>> begin MATERIAL FOR THIS TASK
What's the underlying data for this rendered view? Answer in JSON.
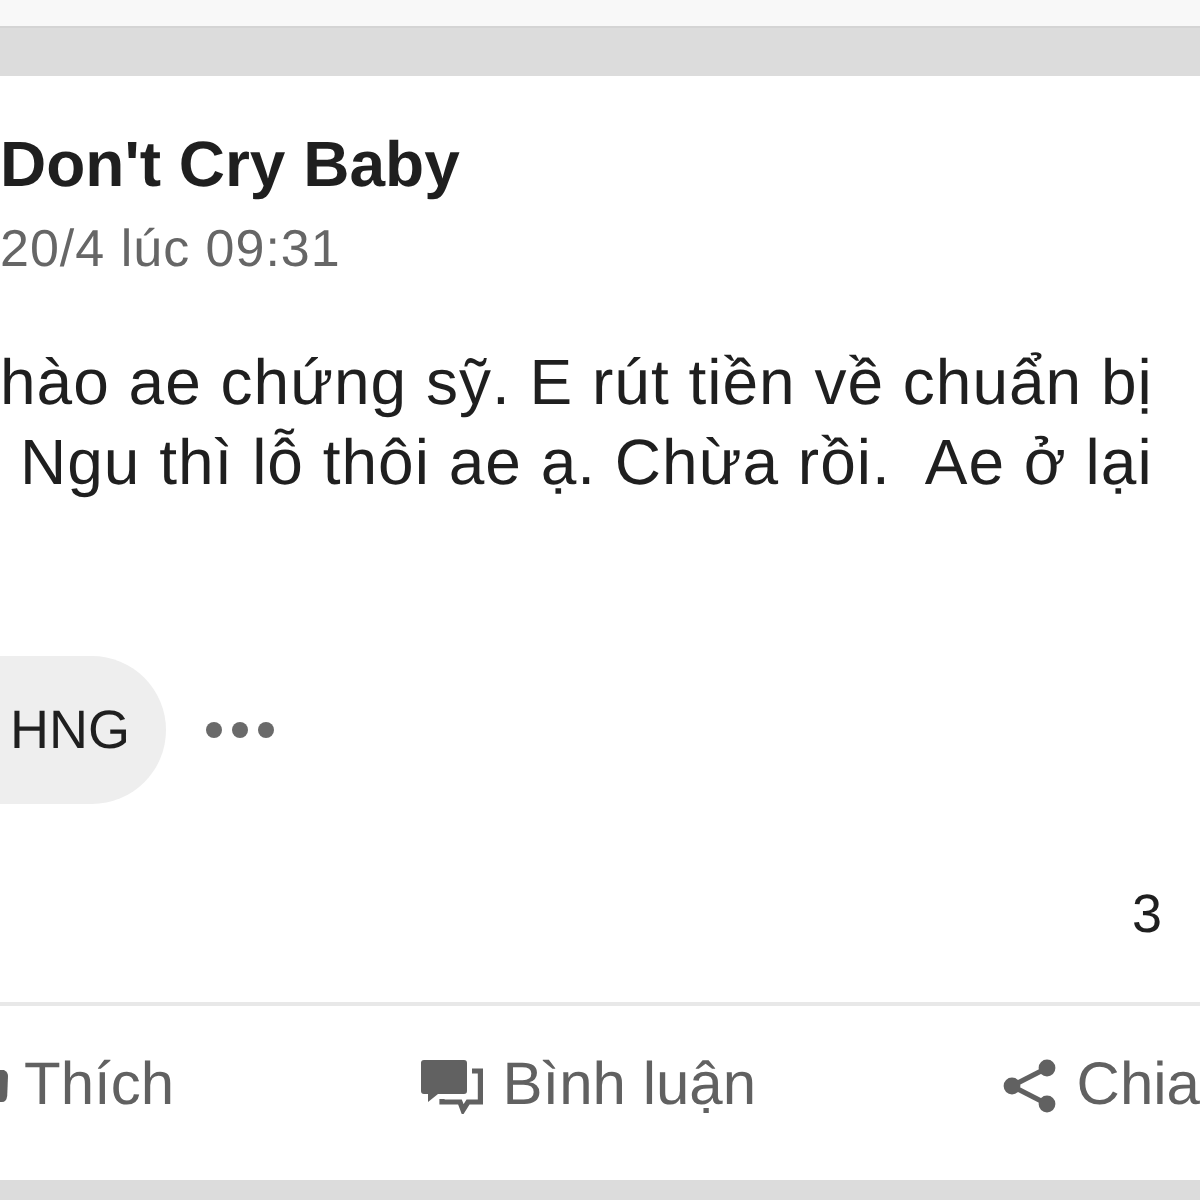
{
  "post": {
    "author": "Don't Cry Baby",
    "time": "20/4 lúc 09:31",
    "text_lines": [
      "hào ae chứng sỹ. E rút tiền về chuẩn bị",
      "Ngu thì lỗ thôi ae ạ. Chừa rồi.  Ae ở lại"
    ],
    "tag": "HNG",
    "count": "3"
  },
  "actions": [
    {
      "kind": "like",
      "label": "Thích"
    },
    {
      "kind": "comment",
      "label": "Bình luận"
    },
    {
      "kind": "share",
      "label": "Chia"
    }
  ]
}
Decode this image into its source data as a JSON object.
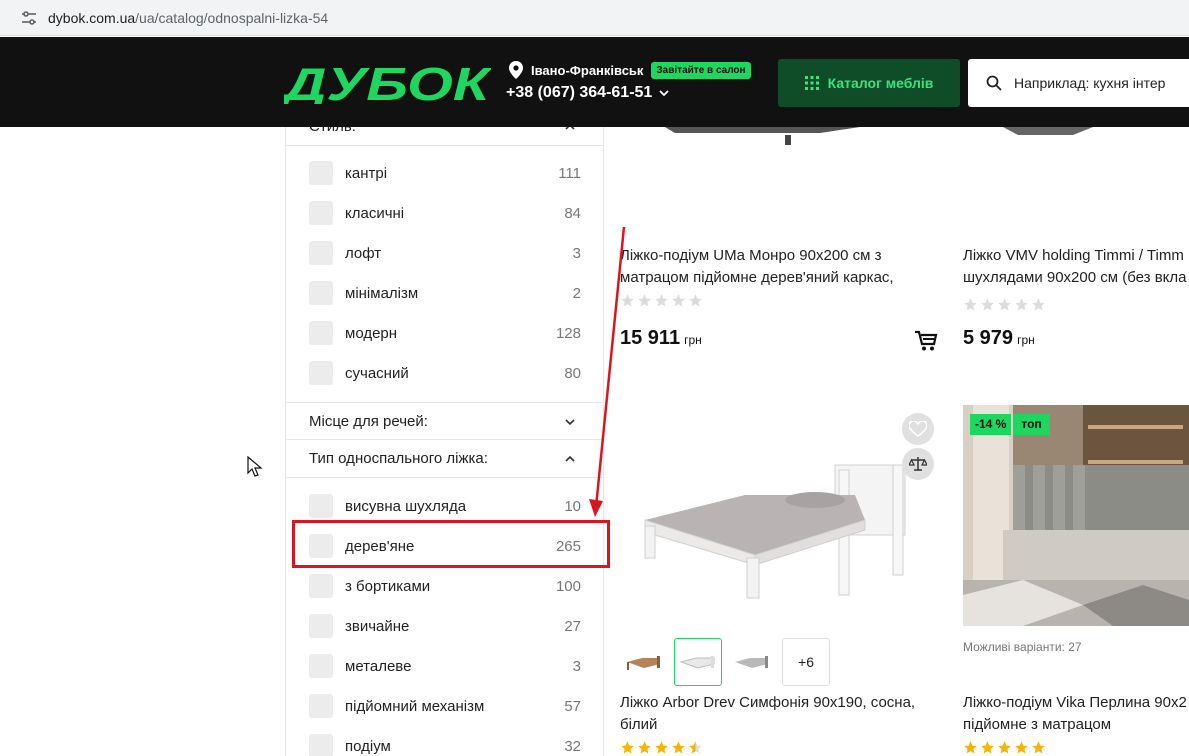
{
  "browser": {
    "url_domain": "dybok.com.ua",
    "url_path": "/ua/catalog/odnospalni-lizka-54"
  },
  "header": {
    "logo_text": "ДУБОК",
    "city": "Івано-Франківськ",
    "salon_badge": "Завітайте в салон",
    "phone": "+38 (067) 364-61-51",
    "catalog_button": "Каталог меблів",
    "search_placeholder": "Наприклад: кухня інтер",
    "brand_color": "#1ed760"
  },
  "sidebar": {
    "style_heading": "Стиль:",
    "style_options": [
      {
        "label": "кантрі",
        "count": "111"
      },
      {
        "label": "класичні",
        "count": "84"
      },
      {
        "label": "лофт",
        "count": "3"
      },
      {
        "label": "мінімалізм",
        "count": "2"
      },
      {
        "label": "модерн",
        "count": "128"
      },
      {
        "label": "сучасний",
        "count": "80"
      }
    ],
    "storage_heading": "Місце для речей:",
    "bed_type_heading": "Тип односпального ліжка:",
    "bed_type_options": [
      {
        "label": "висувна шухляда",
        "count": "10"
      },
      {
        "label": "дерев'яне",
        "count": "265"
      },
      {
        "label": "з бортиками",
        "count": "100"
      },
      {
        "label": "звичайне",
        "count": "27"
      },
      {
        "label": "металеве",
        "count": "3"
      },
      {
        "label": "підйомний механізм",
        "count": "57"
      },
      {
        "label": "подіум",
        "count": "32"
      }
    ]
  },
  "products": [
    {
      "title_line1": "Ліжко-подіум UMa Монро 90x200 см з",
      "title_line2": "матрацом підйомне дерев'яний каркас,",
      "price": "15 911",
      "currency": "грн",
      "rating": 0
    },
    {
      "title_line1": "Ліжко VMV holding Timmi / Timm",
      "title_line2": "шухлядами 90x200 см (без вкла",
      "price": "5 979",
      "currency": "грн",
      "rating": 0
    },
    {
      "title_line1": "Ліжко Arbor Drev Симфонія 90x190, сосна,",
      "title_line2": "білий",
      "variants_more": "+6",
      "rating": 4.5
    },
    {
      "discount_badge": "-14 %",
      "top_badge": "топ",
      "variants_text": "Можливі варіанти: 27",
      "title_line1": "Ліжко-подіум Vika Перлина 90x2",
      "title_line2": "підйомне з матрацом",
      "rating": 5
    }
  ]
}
>> end MATERIAL FOR THIS TASK
>> begin MATERIAL FOR THIS TASK
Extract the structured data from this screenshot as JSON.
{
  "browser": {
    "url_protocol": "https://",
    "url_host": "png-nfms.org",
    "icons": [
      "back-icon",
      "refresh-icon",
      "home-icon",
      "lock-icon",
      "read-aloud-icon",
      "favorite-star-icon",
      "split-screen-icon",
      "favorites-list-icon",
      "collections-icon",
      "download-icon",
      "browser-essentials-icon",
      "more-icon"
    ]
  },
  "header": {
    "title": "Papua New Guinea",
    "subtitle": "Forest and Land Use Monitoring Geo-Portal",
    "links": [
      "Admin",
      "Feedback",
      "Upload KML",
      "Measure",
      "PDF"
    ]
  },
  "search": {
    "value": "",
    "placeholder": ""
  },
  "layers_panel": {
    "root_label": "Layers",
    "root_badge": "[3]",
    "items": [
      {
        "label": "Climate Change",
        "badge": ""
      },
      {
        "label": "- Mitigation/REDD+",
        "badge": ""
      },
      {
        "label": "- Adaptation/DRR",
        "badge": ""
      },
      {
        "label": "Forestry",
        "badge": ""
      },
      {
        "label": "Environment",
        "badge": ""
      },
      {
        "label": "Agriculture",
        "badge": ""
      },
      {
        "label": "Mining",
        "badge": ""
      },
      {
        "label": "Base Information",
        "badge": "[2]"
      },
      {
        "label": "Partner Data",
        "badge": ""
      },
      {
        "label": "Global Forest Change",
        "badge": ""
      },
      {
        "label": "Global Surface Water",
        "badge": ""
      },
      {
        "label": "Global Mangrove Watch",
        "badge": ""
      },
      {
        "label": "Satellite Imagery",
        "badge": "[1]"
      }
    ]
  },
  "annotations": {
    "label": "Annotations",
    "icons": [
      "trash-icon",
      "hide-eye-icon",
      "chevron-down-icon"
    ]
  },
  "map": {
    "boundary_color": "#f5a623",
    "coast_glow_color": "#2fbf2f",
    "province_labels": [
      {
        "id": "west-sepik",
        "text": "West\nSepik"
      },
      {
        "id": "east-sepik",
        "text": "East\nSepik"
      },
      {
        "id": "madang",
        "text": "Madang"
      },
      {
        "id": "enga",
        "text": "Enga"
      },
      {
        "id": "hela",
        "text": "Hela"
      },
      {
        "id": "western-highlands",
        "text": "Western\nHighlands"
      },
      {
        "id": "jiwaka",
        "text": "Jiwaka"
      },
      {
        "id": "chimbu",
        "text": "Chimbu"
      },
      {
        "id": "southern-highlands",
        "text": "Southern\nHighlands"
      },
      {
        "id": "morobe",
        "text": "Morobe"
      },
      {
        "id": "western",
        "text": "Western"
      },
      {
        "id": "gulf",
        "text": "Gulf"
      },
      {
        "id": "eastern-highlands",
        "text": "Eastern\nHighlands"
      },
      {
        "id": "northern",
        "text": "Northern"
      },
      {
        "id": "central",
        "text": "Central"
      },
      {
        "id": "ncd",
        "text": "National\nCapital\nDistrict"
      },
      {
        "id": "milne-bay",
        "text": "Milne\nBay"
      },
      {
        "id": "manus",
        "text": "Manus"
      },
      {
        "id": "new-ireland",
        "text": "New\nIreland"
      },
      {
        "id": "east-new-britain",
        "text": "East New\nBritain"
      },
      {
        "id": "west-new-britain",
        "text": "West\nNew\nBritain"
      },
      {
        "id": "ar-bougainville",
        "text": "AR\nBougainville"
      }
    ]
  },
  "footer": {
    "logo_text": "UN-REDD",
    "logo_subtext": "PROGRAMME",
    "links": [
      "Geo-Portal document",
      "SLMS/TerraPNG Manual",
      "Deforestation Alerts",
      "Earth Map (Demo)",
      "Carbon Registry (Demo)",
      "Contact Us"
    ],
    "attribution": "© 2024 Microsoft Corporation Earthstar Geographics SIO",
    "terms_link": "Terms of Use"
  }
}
>> end MATERIAL FOR THIS TASK
>> begin MATERIAL FOR THIS TASK
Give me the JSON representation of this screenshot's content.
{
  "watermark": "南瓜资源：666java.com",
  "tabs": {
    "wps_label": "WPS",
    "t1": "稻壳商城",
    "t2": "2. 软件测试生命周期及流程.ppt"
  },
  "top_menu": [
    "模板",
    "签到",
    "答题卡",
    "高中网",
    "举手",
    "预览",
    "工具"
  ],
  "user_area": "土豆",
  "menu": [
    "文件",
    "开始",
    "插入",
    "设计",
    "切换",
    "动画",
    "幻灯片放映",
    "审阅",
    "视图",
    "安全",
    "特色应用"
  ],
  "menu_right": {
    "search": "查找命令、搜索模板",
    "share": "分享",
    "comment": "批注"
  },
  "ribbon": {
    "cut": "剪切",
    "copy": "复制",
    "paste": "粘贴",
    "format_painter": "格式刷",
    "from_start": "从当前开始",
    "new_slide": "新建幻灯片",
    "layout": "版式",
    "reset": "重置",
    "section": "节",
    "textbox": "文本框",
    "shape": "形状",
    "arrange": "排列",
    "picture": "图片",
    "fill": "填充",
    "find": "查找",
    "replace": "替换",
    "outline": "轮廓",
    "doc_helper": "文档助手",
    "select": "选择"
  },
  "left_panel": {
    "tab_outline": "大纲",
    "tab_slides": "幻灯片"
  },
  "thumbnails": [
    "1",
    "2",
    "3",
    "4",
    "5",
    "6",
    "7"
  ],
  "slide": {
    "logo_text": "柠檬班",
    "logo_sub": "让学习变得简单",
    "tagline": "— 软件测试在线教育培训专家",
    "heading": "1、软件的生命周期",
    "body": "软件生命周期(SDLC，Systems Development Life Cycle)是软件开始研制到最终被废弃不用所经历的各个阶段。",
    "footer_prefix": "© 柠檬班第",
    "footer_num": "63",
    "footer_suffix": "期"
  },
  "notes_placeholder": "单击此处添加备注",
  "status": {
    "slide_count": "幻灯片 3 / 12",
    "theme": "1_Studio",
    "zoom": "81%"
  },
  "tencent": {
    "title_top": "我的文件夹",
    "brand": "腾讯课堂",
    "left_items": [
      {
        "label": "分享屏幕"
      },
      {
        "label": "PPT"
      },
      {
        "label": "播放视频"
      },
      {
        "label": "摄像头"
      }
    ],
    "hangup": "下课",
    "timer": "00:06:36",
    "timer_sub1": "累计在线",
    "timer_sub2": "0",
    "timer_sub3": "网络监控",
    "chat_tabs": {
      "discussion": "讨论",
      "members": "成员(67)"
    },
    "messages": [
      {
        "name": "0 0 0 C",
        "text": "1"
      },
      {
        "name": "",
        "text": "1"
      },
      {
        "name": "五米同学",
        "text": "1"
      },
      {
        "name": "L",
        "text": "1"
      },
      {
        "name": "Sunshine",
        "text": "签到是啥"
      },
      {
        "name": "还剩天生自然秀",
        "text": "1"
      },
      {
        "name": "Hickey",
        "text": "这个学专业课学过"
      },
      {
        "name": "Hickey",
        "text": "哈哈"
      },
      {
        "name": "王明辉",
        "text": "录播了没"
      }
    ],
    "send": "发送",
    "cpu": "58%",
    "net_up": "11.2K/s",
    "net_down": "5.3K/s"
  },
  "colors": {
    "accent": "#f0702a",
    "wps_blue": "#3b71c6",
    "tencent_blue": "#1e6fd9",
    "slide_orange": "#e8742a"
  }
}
>> end MATERIAL FOR THIS TASK
▶ _EXERCISE_
Answer with one number only: how many lines above contain the word "name".

▶ _SOLUTION FOR THIS EXERCISE_
9